[Written request] The listing below should be copied in full, word for word.

::::

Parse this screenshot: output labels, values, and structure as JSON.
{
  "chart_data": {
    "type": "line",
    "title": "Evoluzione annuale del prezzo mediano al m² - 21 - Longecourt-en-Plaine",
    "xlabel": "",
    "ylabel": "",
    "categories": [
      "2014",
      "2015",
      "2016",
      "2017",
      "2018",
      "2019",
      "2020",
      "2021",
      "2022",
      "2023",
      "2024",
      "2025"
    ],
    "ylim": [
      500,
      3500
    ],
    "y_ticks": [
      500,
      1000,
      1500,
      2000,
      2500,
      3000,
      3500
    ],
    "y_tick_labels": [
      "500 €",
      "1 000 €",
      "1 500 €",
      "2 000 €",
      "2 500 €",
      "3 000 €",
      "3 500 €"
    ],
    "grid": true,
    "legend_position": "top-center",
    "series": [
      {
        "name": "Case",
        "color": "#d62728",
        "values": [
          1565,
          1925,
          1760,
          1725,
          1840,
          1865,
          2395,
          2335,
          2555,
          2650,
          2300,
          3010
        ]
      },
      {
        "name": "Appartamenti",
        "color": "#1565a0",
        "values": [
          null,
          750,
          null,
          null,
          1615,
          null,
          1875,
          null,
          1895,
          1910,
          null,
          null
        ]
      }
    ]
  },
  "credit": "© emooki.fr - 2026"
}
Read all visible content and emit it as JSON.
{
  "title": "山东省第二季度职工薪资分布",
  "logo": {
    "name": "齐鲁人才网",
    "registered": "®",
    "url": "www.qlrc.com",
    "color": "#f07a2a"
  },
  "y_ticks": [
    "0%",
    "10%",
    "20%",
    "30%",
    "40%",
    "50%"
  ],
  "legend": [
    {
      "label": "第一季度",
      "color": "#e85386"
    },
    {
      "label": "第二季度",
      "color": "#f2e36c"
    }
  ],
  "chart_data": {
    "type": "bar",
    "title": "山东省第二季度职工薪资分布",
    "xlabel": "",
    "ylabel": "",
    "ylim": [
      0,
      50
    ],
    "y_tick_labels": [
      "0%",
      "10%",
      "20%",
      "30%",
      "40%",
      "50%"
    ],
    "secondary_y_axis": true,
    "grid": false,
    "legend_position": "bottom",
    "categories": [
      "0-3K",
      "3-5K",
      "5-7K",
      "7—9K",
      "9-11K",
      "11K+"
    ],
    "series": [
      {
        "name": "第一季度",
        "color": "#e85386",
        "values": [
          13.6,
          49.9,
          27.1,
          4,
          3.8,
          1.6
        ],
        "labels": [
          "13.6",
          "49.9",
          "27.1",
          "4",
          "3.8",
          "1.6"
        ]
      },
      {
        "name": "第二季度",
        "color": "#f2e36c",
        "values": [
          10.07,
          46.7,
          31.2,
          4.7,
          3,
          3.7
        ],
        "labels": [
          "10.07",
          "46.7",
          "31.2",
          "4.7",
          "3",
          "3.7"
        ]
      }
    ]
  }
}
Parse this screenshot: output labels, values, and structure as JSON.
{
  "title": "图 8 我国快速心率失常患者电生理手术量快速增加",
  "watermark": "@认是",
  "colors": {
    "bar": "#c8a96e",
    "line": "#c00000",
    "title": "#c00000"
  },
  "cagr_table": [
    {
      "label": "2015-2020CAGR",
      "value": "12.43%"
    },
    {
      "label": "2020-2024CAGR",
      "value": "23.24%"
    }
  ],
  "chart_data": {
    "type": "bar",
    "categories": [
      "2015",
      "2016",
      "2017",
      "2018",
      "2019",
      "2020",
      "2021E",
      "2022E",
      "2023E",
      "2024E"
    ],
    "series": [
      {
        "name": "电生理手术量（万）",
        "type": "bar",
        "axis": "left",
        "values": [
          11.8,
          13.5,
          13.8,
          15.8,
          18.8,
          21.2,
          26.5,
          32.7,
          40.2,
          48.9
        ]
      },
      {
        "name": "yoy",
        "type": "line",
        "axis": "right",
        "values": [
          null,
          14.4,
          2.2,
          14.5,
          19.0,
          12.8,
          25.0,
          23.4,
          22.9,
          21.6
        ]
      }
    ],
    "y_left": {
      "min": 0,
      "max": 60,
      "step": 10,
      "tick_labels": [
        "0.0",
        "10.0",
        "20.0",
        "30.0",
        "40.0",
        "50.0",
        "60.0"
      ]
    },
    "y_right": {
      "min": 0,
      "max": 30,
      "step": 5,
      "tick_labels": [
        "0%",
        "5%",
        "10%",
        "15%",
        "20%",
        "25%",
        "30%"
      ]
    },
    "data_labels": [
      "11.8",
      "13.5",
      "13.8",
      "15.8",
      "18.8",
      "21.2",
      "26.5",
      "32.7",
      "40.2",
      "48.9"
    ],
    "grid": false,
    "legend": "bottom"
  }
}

::::

[Response below]
Parse this screenshot: output labels, values, and structure as JSON.
{
  "chart_data": {
    "type": "line",
    "title": "Evoluzione annuale del prezzo mediano al m² - 21 - Longecourt-en-Plaine",
    "xlabel": "",
    "ylabel": "",
    "categories": [
      "2014",
      "2015",
      "2016",
      "2017",
      "2018",
      "2019",
      "2020",
      "2021",
      "2022",
      "2023",
      "2024",
      "2025"
    ],
    "ylim": [
      500,
      3500
    ],
    "y_ticks": [
      500,
      1000,
      1500,
      2000,
      2500,
      3000,
      3500
    ],
    "y_tick_labels": [
      "500 €",
      "1 000 €",
      "1 500 €",
      "2 000 €",
      "2 500 €",
      "3 000 €",
      "3 500 €"
    ],
    "grid": true,
    "legend_position": "top-center",
    "series": [
      {
        "name": "Case",
        "color": "#d62728",
        "values": [
          1565,
          1925,
          1760,
          1725,
          1840,
          1865,
          2395,
          2335,
          2555,
          2650,
          2300,
          3010
        ]
      },
      {
        "name": "Appartamenti",
        "color": "#1565a0",
        "values": [
          null,
          750,
          null,
          null,
          1615,
          null,
          1875,
          null,
          1895,
          1910,
          null,
          null
        ]
      }
    ]
  },
  "credit": "© emooki.fr - 2026"
}
Read all visible content and emit it as JSON.
{
  "title": "山东省第二季度职工薪资分布",
  "logo": {
    "name": "齐鲁人才网",
    "registered": "®",
    "url": "www.qlrc.com",
    "color": "#f07a2a"
  },
  "y_ticks": [
    "0%",
    "10%",
    "20%",
    "30%",
    "40%",
    "50%"
  ],
  "legend": [
    {
      "label": "第一季度",
      "color": "#e85386"
    },
    {
      "label": "第二季度",
      "color": "#f2e36c"
    }
  ],
  "chart_data": {
    "type": "bar",
    "title": "山东省第二季度职工薪资分布",
    "xlabel": "",
    "ylabel": "",
    "ylim": [
      0,
      50
    ],
    "y_tick_labels": [
      "0%",
      "10%",
      "20%",
      "30%",
      "40%",
      "50%"
    ],
    "secondary_y_axis": true,
    "grid": false,
    "legend_position": "bottom",
    "categories": [
      "0-3K",
      "3-5K",
      "5-7K",
      "7—9K",
      "9-11K",
      "11K+"
    ],
    "series": [
      {
        "name": "第一季度",
        "color": "#e85386",
        "values": [
          13.6,
          49.9,
          27.1,
          4,
          3.8,
          1.6
        ],
        "labels": [
          "13.6",
          "49.9",
          "27.1",
          "4",
          "3.8",
          "1.6"
        ]
      },
      {
        "name": "第二季度",
        "color": "#f2e36c",
        "values": [
          10.07,
          46.7,
          31.2,
          4.7,
          3,
          3.7
        ],
        "labels": [
          "10.07",
          "46.7",
          "31.2",
          "4.7",
          "3",
          "3.7"
        ]
      }
    ]
  }
}
Parse this screenshot: output labels, values, and structure as JSON.
{
  "title": "图 8 我国快速心率失常患者电生理手术量快速增加",
  "watermark": "@认是",
  "colors": {
    "bar": "#c8a96e",
    "line": "#c00000",
    "title": "#c00000"
  },
  "cagr_table": [
    {
      "label": "2015-2020CAGR",
      "value": "12.43%"
    },
    {
      "label": "2020-2024CAGR",
      "value": "23.24%"
    }
  ],
  "chart_data": {
    "type": "bar",
    "categories": [
      "2015",
      "2016",
      "2017",
      "2018",
      "2019",
      "2020",
      "2021E",
      "2022E",
      "2023E",
      "2024E"
    ],
    "series": [
      {
        "name": "电生理手术量（万）",
        "type": "bar",
        "axis": "left",
        "values": [
          11.8,
          13.5,
          13.8,
          15.8,
          18.8,
          21.2,
          26.5,
          32.7,
          40.2,
          48.9
        ]
      },
      {
        "name": "yoy",
        "type": "line",
        "axis": "right",
        "values": [
          null,
          14.4,
          2.2,
          14.5,
          19.0,
          12.8,
          25.0,
          23.4,
          22.9,
          21.6
        ]
      }
    ],
    "y_left": {
      "min": 0,
      "max": 60,
      "step": 10,
      "tick_labels": [
        "0.0",
        "10.0",
        "20.0",
        "30.0",
        "40.0",
        "50.0",
        "60.0"
      ]
    },
    "y_right": {
      "min": 0,
      "max": 30,
      "step": 5,
      "tick_labels": [
        "0%",
        "5%",
        "10%",
        "15%",
        "20%",
        "25%",
        "30%"
      ]
    },
    "data_labels": [
      "11.8",
      "13.5",
      "13.8",
      "15.8",
      "18.8",
      "21.2",
      "26.5",
      "32.7",
      "40.2",
      "48.9"
    ],
    "grid": false,
    "legend": "bottom"
  }
}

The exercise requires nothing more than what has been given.